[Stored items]
###

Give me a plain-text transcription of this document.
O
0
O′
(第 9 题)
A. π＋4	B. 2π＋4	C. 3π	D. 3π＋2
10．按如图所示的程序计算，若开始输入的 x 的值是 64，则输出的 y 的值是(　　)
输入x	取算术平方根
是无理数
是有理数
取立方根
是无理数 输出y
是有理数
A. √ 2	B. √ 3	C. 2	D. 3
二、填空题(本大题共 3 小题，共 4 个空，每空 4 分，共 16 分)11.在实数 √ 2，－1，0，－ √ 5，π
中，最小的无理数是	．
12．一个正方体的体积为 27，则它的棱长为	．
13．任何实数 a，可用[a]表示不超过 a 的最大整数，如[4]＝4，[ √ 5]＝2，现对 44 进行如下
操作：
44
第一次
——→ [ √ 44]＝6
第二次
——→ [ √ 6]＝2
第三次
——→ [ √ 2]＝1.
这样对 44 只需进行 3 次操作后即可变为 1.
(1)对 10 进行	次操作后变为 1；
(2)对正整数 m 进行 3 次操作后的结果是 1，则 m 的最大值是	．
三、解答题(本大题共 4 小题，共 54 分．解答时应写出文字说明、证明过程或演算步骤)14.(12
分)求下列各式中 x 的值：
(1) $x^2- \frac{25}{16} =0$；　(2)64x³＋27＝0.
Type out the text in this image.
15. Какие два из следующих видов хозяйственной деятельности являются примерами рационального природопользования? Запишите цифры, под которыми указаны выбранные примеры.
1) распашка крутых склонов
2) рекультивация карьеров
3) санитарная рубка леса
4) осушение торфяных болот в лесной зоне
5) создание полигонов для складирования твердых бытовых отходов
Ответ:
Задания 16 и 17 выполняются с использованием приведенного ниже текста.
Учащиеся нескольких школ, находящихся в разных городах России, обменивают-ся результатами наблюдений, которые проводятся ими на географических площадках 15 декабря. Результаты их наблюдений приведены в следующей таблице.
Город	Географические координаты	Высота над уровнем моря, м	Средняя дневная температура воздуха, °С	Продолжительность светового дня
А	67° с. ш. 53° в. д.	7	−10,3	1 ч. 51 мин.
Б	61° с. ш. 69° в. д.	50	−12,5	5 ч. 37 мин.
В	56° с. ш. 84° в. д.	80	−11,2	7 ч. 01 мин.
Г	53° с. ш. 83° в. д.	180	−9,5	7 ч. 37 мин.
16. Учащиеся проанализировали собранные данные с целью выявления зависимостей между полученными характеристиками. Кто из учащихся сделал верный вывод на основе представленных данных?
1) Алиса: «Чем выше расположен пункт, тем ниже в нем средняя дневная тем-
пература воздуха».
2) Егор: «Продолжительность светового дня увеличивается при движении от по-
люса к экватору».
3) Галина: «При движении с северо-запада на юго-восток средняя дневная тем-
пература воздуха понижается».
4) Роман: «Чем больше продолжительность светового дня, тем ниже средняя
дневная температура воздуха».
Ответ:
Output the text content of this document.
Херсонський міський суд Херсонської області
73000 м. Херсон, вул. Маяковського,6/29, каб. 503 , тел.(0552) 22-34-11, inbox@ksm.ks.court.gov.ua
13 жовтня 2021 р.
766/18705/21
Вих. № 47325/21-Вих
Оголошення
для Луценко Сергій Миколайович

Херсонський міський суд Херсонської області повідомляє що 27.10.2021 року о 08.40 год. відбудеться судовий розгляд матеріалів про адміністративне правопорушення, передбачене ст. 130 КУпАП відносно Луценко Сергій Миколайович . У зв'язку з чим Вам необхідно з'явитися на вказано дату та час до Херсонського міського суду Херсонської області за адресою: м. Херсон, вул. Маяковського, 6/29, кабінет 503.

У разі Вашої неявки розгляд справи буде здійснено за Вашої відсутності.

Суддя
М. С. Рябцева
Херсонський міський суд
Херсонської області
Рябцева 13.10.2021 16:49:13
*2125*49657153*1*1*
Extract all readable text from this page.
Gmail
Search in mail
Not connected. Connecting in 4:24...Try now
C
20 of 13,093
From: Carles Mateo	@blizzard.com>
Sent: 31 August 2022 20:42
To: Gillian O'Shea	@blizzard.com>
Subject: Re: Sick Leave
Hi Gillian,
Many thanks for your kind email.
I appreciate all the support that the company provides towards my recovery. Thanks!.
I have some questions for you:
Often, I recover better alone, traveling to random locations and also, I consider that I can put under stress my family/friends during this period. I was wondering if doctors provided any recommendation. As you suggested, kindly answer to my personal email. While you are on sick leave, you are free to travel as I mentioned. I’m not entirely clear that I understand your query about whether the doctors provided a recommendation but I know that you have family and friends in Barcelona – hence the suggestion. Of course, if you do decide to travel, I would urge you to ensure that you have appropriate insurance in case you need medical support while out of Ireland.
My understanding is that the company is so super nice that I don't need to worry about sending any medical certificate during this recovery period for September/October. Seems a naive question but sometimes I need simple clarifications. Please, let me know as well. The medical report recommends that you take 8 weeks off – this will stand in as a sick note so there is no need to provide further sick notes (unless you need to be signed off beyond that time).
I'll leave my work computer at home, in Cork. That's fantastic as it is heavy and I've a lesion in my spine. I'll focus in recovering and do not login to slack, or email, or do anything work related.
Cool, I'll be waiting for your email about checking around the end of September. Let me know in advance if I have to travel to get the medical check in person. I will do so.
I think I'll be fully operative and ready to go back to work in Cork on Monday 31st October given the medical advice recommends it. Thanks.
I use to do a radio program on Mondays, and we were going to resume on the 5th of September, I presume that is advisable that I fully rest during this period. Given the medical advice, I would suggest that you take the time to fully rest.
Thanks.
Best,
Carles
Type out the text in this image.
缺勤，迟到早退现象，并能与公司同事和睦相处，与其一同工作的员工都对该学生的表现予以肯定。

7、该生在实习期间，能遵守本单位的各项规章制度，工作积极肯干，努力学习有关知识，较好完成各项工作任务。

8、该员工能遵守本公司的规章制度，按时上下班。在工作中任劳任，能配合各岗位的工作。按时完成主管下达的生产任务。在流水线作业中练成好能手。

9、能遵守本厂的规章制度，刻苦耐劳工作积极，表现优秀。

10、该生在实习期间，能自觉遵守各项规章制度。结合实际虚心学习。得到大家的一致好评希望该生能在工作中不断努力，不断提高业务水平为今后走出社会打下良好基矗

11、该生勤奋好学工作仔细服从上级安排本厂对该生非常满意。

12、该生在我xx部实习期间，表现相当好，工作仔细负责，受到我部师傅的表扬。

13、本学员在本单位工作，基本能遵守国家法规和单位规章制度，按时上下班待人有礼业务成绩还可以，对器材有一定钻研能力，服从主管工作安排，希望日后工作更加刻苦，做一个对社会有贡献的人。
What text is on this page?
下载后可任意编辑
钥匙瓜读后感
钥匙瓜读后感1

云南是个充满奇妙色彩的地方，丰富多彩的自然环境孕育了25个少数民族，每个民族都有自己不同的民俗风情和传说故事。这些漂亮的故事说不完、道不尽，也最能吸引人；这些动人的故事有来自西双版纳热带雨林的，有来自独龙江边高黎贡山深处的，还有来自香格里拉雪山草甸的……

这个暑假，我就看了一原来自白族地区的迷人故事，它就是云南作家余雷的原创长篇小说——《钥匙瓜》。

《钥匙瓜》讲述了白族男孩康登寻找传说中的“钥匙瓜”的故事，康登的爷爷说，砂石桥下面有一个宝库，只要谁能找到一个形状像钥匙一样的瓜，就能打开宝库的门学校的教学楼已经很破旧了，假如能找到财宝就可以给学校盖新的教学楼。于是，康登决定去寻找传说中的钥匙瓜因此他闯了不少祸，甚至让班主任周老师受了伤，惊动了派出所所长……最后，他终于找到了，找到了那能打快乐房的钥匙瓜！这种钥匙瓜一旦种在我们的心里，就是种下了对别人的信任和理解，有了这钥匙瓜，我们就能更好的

###

▶ EXERCISE OBJECTIVE
Working from the material above, state how many lines contain "Рябцева"; give only the number.

▶ ANSWER
2